Source material>
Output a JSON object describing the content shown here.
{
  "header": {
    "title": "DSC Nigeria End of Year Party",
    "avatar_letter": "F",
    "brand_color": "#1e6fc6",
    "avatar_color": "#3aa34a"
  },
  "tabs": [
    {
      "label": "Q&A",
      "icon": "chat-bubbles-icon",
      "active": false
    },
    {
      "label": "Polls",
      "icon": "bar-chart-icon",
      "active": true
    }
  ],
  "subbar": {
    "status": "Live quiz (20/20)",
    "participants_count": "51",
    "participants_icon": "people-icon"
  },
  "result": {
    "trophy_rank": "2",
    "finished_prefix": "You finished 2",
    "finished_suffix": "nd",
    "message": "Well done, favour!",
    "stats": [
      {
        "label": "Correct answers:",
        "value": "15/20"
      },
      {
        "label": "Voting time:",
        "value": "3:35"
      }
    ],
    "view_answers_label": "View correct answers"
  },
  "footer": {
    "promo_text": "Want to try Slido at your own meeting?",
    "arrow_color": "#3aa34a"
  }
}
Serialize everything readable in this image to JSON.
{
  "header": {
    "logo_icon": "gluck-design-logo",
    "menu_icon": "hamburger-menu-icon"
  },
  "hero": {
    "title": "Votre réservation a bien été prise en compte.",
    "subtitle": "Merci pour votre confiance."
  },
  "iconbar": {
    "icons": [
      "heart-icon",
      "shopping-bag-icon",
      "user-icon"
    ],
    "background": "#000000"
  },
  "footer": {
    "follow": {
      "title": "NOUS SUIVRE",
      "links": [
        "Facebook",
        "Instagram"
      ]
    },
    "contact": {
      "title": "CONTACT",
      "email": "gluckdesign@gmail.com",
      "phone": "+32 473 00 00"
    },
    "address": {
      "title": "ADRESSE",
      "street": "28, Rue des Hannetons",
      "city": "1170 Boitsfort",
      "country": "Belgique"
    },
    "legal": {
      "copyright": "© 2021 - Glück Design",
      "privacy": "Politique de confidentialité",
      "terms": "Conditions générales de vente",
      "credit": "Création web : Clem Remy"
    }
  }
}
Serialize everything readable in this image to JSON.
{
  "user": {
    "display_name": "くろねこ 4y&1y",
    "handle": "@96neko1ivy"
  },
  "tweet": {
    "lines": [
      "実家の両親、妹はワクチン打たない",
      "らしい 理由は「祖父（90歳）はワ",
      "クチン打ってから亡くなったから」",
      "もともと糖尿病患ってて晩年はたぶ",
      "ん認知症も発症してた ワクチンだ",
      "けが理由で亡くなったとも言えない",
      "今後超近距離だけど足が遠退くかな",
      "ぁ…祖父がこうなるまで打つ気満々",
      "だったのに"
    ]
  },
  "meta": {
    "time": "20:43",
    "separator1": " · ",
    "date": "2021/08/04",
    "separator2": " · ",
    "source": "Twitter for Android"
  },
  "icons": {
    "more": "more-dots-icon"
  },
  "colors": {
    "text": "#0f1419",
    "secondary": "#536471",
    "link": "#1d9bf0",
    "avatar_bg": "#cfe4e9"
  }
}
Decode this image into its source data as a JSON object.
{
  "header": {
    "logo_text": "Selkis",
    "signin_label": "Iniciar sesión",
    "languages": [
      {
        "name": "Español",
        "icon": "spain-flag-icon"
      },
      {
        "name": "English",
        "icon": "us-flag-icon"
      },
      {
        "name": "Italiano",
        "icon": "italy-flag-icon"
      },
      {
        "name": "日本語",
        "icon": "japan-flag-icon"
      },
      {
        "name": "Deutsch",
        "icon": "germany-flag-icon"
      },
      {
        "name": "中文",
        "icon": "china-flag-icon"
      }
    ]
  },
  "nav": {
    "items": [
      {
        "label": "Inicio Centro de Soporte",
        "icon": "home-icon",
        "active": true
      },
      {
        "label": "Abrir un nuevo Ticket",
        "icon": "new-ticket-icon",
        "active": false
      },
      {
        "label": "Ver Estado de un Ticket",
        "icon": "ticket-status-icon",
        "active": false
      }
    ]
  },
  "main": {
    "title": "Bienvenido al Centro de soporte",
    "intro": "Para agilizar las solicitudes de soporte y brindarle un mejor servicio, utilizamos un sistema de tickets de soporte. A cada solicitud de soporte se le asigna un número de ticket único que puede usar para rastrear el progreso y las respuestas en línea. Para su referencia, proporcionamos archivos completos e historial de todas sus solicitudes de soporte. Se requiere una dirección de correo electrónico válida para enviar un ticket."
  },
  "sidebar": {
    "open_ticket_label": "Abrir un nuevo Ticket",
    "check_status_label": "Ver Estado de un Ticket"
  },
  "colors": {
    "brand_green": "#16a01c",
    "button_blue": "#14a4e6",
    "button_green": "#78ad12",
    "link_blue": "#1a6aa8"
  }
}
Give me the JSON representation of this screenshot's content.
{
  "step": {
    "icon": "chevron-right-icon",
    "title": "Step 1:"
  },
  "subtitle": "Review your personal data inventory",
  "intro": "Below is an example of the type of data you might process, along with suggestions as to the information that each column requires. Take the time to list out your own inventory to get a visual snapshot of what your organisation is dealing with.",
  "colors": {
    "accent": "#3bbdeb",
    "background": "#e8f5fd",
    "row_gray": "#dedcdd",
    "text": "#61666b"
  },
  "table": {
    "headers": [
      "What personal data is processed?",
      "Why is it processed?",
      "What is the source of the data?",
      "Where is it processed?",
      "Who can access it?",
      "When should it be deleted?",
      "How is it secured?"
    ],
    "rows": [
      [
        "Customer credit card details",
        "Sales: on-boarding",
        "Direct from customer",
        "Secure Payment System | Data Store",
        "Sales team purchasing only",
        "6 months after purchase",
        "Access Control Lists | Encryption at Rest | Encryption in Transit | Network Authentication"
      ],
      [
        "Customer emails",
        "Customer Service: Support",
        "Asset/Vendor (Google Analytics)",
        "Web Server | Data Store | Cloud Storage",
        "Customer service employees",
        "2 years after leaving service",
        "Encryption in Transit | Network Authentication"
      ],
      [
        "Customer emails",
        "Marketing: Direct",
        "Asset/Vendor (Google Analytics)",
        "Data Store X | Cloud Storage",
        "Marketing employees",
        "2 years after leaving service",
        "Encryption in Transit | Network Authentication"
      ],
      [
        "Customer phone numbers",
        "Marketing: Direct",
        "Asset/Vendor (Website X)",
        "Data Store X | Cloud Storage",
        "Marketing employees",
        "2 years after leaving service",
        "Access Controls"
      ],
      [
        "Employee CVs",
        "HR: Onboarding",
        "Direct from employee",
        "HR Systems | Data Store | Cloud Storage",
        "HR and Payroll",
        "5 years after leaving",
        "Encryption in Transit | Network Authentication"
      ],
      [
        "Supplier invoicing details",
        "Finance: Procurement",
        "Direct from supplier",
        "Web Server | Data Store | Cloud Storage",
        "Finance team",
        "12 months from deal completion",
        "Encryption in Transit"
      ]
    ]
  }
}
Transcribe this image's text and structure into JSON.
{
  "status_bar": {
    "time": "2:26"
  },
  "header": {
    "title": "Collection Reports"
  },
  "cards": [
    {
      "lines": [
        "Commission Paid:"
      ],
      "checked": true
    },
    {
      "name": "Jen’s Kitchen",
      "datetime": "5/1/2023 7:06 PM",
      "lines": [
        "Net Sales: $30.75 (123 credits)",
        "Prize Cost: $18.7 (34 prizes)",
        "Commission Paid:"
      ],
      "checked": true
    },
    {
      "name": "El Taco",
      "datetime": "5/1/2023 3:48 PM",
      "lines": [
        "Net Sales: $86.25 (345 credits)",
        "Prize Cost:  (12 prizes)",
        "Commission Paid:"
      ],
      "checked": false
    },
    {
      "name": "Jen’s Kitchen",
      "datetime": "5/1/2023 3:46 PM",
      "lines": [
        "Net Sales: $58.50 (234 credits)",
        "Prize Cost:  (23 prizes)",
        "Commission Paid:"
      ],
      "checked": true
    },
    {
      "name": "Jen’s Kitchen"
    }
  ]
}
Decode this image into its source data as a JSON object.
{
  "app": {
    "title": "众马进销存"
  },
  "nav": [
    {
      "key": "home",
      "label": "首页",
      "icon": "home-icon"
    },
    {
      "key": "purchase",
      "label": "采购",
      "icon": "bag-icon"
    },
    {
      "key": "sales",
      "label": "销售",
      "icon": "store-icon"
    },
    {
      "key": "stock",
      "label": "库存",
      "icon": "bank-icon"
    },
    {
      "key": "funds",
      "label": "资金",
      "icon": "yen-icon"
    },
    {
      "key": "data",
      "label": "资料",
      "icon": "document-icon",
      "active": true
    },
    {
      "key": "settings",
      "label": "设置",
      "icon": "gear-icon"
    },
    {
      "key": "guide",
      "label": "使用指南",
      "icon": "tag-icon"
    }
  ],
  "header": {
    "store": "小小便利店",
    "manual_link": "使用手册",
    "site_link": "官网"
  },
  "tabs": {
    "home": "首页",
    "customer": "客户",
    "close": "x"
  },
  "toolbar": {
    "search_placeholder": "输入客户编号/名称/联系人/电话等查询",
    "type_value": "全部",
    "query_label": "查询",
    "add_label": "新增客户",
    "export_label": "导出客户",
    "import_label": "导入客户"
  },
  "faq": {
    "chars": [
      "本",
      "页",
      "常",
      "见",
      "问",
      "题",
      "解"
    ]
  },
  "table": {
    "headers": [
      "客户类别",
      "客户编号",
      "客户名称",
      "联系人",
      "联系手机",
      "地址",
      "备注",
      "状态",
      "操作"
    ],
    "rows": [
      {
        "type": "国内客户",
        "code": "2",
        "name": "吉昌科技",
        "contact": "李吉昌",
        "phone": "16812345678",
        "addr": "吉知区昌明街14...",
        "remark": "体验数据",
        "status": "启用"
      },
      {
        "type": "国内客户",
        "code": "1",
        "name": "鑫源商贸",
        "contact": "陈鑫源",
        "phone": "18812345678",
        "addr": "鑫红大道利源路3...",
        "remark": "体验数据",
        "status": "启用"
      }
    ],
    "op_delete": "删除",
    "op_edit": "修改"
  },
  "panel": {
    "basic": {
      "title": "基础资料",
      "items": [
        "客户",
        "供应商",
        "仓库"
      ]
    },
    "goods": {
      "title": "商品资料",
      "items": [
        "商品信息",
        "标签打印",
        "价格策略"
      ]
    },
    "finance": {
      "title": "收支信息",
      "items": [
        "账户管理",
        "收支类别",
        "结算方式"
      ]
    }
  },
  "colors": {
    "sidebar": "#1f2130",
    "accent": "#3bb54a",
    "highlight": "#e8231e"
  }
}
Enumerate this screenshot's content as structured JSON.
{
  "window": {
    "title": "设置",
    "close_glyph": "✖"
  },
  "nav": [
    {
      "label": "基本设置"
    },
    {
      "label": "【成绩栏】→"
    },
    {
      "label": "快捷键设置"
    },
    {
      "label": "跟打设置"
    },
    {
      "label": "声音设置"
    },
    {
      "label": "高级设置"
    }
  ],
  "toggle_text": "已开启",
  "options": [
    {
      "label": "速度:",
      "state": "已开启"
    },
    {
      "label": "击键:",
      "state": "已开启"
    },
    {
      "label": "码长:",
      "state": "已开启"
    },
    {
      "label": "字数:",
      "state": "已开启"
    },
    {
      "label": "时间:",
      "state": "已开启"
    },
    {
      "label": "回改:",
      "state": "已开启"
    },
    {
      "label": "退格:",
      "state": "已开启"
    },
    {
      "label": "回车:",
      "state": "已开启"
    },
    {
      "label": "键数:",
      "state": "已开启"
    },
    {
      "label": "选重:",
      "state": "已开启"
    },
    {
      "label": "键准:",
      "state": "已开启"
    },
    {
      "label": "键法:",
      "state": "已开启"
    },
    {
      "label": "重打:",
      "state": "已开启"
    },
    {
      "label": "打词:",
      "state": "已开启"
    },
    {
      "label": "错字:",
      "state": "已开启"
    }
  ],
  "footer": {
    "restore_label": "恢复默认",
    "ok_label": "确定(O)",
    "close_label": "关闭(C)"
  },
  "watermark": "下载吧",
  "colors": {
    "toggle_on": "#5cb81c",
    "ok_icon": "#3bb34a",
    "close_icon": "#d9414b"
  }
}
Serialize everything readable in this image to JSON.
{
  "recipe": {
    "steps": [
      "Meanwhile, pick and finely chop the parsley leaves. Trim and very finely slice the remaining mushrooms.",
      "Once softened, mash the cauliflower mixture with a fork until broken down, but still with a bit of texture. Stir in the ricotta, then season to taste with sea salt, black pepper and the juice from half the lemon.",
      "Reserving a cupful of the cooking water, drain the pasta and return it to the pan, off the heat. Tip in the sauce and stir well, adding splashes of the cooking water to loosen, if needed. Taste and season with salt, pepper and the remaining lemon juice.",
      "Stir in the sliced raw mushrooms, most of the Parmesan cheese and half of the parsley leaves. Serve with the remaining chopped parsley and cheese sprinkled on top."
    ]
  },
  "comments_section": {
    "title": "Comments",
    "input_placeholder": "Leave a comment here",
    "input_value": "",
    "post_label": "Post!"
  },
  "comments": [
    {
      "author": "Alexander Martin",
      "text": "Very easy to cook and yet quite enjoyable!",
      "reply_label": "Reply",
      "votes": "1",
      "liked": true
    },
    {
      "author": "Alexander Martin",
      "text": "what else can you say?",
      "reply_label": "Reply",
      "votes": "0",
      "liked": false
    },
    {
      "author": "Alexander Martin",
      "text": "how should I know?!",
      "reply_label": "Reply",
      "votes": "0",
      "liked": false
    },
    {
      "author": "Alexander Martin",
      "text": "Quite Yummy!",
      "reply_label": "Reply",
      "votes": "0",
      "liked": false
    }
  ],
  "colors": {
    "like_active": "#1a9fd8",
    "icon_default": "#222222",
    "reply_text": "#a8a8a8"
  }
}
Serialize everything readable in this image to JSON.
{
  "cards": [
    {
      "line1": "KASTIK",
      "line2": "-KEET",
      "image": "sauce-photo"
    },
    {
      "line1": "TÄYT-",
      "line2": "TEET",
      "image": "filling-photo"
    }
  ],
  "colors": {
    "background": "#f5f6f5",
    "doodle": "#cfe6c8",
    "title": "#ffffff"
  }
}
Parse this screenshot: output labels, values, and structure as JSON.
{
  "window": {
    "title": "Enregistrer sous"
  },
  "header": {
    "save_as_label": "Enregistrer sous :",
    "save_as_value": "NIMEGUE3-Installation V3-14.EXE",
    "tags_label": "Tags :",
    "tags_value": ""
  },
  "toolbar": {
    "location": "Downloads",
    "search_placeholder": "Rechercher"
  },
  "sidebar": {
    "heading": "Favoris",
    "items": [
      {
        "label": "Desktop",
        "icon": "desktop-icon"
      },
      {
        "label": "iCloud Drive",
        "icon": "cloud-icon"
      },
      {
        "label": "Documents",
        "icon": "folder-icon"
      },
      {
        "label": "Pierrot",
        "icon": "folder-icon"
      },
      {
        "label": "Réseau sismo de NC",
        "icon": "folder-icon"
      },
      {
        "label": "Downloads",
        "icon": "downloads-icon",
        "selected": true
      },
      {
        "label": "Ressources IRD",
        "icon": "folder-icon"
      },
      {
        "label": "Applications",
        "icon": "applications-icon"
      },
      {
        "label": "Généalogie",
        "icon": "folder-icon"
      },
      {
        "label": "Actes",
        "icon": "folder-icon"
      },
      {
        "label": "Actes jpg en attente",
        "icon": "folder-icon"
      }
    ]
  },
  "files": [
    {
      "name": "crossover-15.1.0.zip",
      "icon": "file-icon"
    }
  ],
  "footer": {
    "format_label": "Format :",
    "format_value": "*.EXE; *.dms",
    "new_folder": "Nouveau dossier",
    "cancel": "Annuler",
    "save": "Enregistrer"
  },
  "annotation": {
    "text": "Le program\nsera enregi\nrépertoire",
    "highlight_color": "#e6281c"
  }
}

Task instructions>
Copy out every line of the listing that contains the string "team".

Task solution>
        "Sales team purchasing only",
        "Finance team",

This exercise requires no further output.